Lines of data
________________________________________
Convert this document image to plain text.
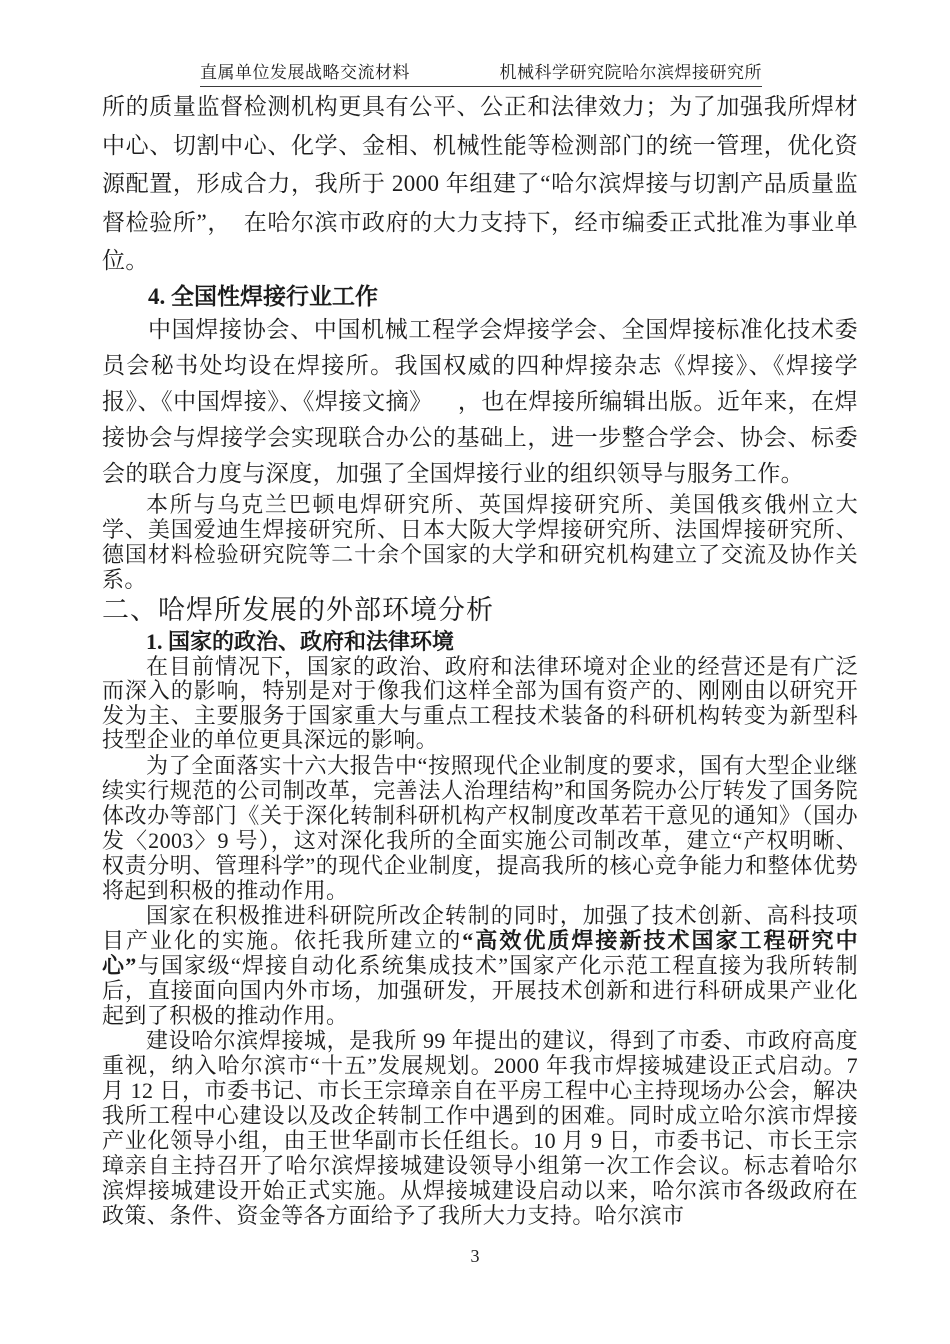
直属单位发展战略交流材料	机械科学研究院哈尔滨焊接研究所

所的质量监督检测机构更具有公平、公正和法律效力；为了加强我所焊材中心、切割中心、化学、金相、机械性能等检测部门的统一管理，优化资源配置，形成合力，我所于 2000 年组建了“哈尔滨焊接与切割产品质量监督检验所”，  在哈尔滨市政府的大力支持下，经市编委正式批准为事业单位。

4. 全国性焊接行业工作

中国焊接协会、中国机械工程学会焊接学会、全国焊接标准化技术委员会秘书处均设在焊接所。我国权威的四种焊接杂志《焊接》、《焊接学报》、《中国焊接》、《焊接文摘》    ，也在焊接所编辑出版。近年来，在焊接协会与焊接学会实现联合办公的基础上，进一步整合学会、协会、标委会的联合力度与深度，加强了全国焊接行业的组织领导与服务工作。

本所与乌克兰巴顿电焊研究所、英国焊接研究所、美国俄亥俄州立大学、美国爱迪生焊接研究所、日本大阪大学焊接研究所、法国焊接研究所、德国材料检验研究院等二十余个国家的大学和研究机构建立了交流及协作关系。

二、哈焊所发展的外部环境分析
1. 国家的政治、政府和法律环境

在目前情况下，国家的政治、政府和法律环境对企业的经营还是有广泛而深入的影响，特别是对于像我们这样全部为国有资产的、刚刚由以研究开发为主、主要服务于国家重大与重点工程技术装备的科研机构转变为新型科技型企业的单位更具深远的影响。

为了全面落实十六大报告中“按照现代企业制度的要求，国有大型企业继续实行规范的公司制改革，完善法人治理结构”和国务院办公厅转发了国务院体改办等部门《关于深化转制科研机构产权制度改革若干意见的通知》（国办发〈2003〉9 号），这对深化我所的全面实施公司制改革，建立“产权明晰、权责分明、管理科学”的现代企业制度，提高我所的核心竞争能力和整体优势将起到积极的推动作用。

国家在积极推进科研院所改企转制的同时，加强了技术创新、高科技项目产业化的实施。依托我所建立的“高效优质焊接新技术国家工程研究中心”与国家级“焊接自动化系统集成技术”国家产化示范工程直接为我所转制后，直接面向国内外市场，加强研发，开展技术创新和进行科研成果产业化起到了积极的推动作用。

建设哈尔滨焊接城，是我所 99 年提出的建议，得到了市委、市政府高度重视，纳入哈尔滨市“十五”发展规划。2000 年我市焊接城建设正式启动。7 月 12 日，市委书记、市长王宗璋亲自在平房工程中心主持现场办公会，解决我所工程中心建设以及改企转制工作中遇到的困难。同时成立哈尔滨市焊接产业化领导小组，由王世华副市长任组长。10 月 9 日，市委书记、市长王宗璋亲自主持召开了哈尔滨焊接城建设领导小组第一次工作会议。标志着哈尔滨焊接城建设开始正式实施。从焊接城建设启动以来，哈尔滨市各级政府在政策、条件、资金等各方面给予了我所大力支持。哈尔滨市

3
________________________________________
Exercise directions — Reproduce the whole listing exactly, but not the images in it.

Finished exercise —
Convert this document image to plain text.
直属单位发展战略交流材料	机械科学研究院哈尔滨焊接研究所

所的质量监督检测机构更具有公平、公正和法律效力；为了加强我所焊材中心、切割中心、化学、金相、机械性能等检测部门的统一管理，优化资源配置，形成合力，我所于 2000 年组建了“哈尔滨焊接与切割产品质量监督检验所”，  在哈尔滨市政府的大力支持下，经市编委正式批准为事业单位。

4. 全国性焊接行业工作

中国焊接协会、中国机械工程学会焊接学会、全国焊接标准化技术委员会秘书处均设在焊接所。我国权威的四种焊接杂志《焊接》、《焊接学报》、《中国焊接》、《焊接文摘》    ，也在焊接所编辑出版。近年来，在焊接协会与焊接学会实现联合办公的基础上，进一步整合学会、协会、标委会的联合力度与深度，加强了全国焊接行业的组织领导与服务工作。

本所与乌克兰巴顿电焊研究所、英国焊接研究所、美国俄亥俄州立大学、美国爱迪生焊接研究所、日本大阪大学焊接研究所、法国焊接研究所、德国材料检验研究院等二十余个国家的大学和研究机构建立了交流及协作关系。

二、哈焊所发展的外部环境分析
1. 国家的政治、政府和法律环境

在目前情况下，国家的政治、政府和法律环境对企业的经营还是有广泛而深入的影响，特别是对于像我们这样全部为国有资产的、刚刚由以研究开发为主、主要服务于国家重大与重点工程技术装备的科研机构转变为新型科技型企业的单位更具深远的影响。

为了全面落实十六大报告中“按照现代企业制度的要求，国有大型企业继续实行规范的公司制改革，完善法人治理结构”和国务院办公厅转发了国务院体改办等部门《关于深化转制科研机构产权制度改革若干意见的通知》（国办发〈2003〉9 号），这对深化我所的全面实施公司制改革，建立“产权明晰、权责分明、管理科学”的现代企业制度，提高我所的核心竞争能力和整体优势将起到积极的推动作用。

国家在积极推进科研院所改企转制的同时，加强了技术创新、高科技项目产业化的实施。依托我所建立的“高效优质焊接新技术国家工程研究中心”与国家级“焊接自动化系统集成技术”国家产化示范工程直接为我所转制后，直接面向国内外市场，加强研发，开展技术创新和进行科研成果产业化起到了积极的推动作用。

建设哈尔滨焊接城，是我所 99 年提出的建议，得到了市委、市政府高度重视，纳入哈尔滨市“十五”发展规划。2000 年我市焊接城建设正式启动。7 月 12 日，市委书记、市长王宗璋亲自在平房工程中心主持现场办公会，解决我所工程中心建设以及改企转制工作中遇到的困难。同时成立哈尔滨市焊接产业化领导小组，由王世华副市长任组长。10 月 9 日，市委书记、市长王宗璋亲自主持召开了哈尔滨焊接城建设领导小组第一次工作会议。标志着哈尔滨焊接城建设开始正式实施。从焊接城建设启动以来，哈尔滨市各级政府在政策、条件、资金等各方面给予了我所大力支持。哈尔滨市

3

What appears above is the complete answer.